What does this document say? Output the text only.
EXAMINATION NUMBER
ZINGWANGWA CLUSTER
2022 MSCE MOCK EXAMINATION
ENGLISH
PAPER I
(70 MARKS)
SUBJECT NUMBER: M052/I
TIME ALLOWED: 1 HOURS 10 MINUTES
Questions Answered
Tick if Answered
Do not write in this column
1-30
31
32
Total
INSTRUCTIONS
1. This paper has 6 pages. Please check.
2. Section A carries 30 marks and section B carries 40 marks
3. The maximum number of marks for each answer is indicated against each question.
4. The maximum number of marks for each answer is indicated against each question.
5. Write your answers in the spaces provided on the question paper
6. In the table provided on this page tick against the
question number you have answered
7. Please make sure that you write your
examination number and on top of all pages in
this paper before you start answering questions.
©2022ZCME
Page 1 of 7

---

Exercise aim: Copy all lines from the data that hold the word "provided".

Problem solution:
5. Write your answers in the spaces provided on the question paper
6. In the table provided on this page tick against the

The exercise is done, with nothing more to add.